INPUT RECORDS:
━━━━

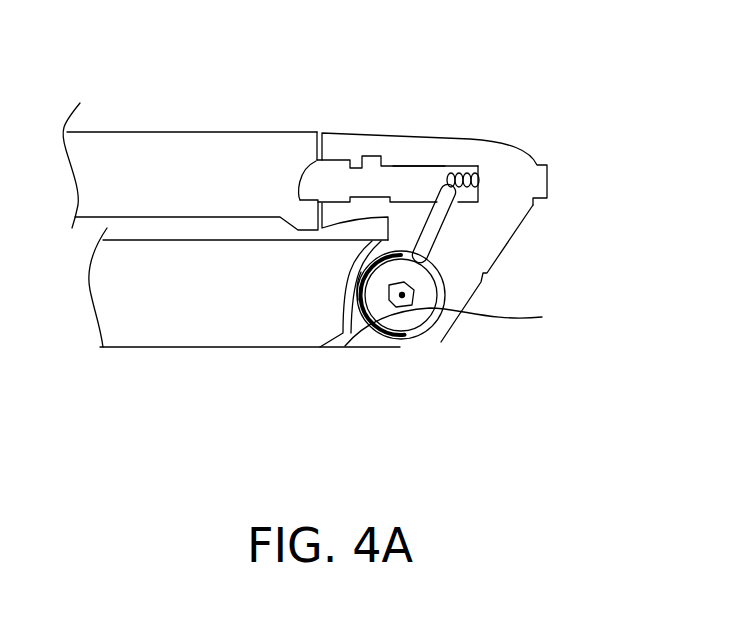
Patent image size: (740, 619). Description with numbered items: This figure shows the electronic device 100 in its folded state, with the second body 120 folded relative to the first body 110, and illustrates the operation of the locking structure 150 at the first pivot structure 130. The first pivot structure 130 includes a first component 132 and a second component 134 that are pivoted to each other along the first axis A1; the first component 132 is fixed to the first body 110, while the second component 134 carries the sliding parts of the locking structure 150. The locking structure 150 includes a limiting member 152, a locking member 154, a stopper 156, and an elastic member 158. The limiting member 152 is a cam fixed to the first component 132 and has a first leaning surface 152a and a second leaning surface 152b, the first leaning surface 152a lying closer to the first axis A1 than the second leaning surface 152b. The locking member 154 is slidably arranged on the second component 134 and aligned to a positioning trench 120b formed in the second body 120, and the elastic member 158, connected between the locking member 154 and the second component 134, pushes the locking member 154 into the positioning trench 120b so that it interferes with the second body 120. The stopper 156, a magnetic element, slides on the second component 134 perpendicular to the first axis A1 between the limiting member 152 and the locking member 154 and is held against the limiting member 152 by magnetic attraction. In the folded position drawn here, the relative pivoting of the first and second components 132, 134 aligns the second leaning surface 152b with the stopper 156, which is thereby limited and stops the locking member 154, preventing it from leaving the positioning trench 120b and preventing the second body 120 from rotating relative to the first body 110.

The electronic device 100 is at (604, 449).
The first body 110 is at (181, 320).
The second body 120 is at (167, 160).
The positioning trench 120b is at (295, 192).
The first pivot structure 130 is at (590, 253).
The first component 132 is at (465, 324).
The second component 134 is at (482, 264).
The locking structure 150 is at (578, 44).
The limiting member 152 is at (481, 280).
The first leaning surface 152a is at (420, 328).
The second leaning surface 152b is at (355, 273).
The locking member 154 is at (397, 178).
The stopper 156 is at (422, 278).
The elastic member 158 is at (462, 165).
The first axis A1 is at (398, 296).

━━━━

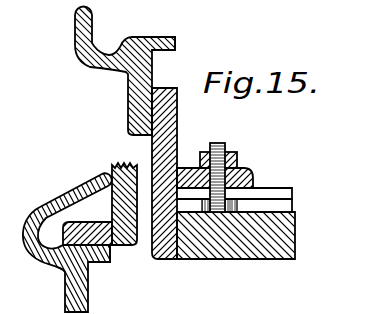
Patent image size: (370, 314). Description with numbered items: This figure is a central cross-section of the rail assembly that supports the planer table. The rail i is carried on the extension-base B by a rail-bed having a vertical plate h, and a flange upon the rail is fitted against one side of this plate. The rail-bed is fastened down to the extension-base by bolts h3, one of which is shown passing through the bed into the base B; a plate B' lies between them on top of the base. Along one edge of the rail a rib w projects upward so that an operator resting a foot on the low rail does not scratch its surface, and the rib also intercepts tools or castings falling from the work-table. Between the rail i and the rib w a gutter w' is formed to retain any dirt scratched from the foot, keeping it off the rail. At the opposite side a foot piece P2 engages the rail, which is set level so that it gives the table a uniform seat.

━━━━

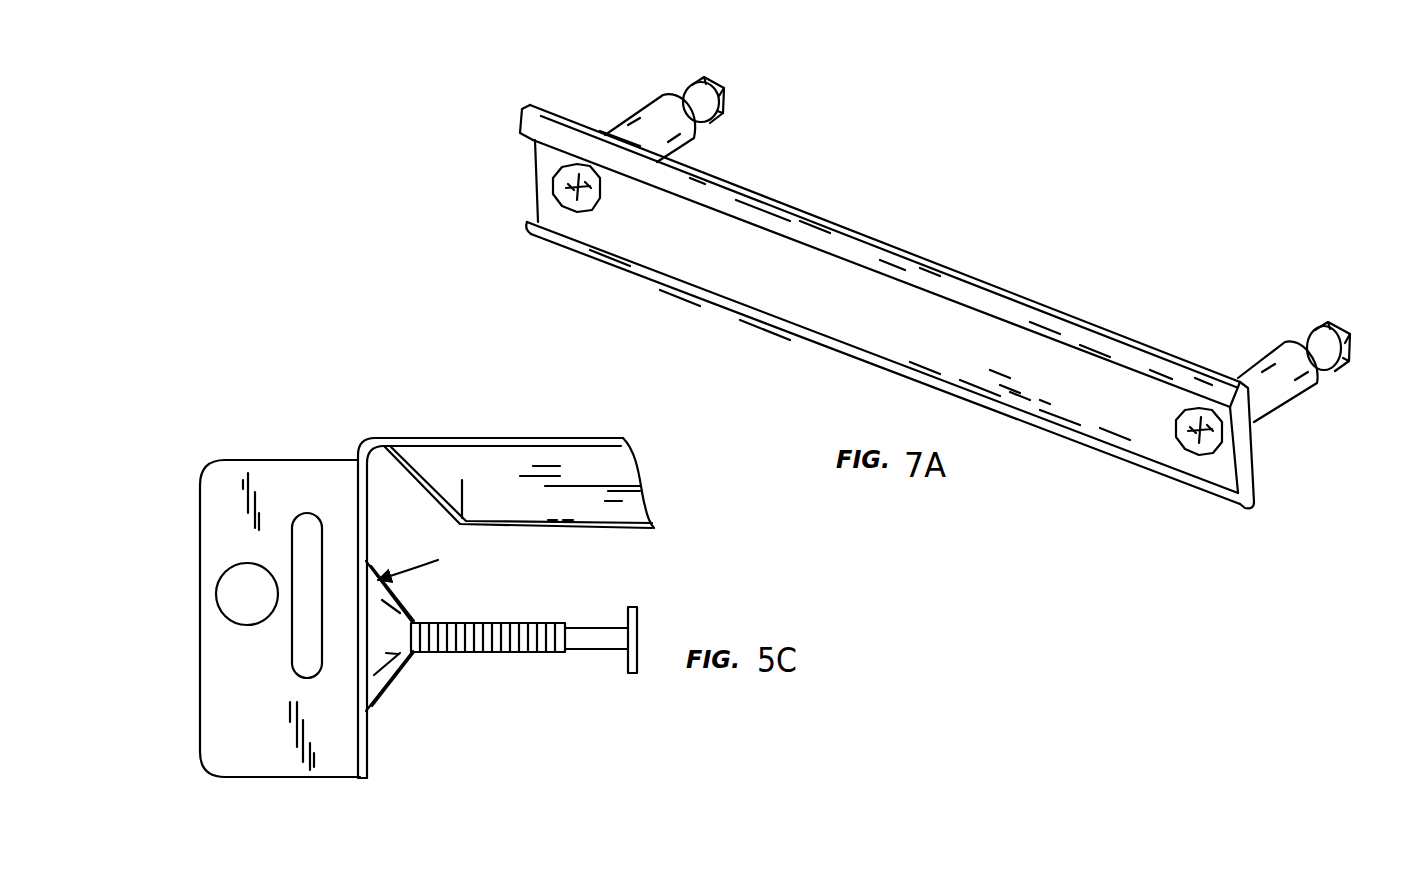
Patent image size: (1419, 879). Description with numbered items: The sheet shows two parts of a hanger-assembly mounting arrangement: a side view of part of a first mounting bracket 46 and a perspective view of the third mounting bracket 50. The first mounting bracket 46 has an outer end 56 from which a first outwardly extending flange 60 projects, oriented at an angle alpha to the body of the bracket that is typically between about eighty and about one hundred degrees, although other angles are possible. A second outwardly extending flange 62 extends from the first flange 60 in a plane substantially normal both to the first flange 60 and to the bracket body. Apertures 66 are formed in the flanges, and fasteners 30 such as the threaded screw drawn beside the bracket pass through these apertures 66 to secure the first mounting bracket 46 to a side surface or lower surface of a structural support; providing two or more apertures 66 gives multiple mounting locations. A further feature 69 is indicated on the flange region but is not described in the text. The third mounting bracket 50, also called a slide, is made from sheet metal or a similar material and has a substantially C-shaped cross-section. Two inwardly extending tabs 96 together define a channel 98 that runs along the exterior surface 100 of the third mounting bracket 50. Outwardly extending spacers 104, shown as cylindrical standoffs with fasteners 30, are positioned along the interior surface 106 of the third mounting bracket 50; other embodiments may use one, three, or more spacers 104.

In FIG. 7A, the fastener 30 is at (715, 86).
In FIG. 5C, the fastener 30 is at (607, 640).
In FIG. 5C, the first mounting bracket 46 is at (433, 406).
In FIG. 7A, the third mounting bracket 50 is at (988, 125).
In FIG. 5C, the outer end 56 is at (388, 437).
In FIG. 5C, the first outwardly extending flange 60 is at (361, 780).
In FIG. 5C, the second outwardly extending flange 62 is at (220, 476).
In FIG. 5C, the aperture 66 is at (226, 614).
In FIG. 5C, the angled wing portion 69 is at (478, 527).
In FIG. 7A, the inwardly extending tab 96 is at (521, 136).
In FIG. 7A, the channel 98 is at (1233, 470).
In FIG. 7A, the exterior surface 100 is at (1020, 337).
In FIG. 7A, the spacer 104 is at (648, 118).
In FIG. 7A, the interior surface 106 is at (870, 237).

━━━━

WHAT TO WORK ON:
Can you reproduce, word for word, the lines above from the line with "Patent image size: (740, 619)." to the line with "The second body 120 is at (167, 160).", including both of those lines and nothing else?

SOLUTION TO THIS EXERCISE:
Patent image size: (740, 619). Description with numbered items: This figure shows the electronic device 100 in its folded state, with the second body 120 folded relative to the first body 110, and illustrates the operation of the locking structure 150 at the first pivot structure 130. The first pivot structure 130 includes a first component 132 and a second component 134 that are pivoted to each other along the first axis A1; the first component 132 is fixed to the first body 110, while the second component 134 carries the sliding parts of the locking structure 150. The locking structure 150 includes a limiting member 152, a locking member 154, a stopper 156, and an elastic member 158. The limiting member 152 is a cam fixed to the first component 132 and has a first leaning surface 152a and a second leaning surface 152b, the first leaning surface 152a lying closer to the first axis A1 than the second leaning surface 152b. The locking member 154 is slidably arranged on the second component 134 and aligned to a positioning trench 120b formed in the second body 120, and the elastic member 158, connected between the locking member 154 and the second component 134, pushes the locking member 154 into the positioning trench 120b so that it interferes with the second body 120. The stopper 156, a magnetic element, slides on the second component 134 perpendicular to the first axis A1 between the limiting member 152 and the locking member 154 and is held against the limiting member 152 by magnetic attraction. In the folded position drawn here, the relative pivoting of the first and second components 132, 134 aligns the second leaning surface 152b with the stopper 156, which is thereby limited and stops the locking member 154, preventing it from leaving the positioning trench 120b and preventing the second body 120 from rotating relative to the first body 110.

The electronic device 100 is at (604, 449).
The first body 110 is at (181, 320).
The second body 120 is at (167, 160).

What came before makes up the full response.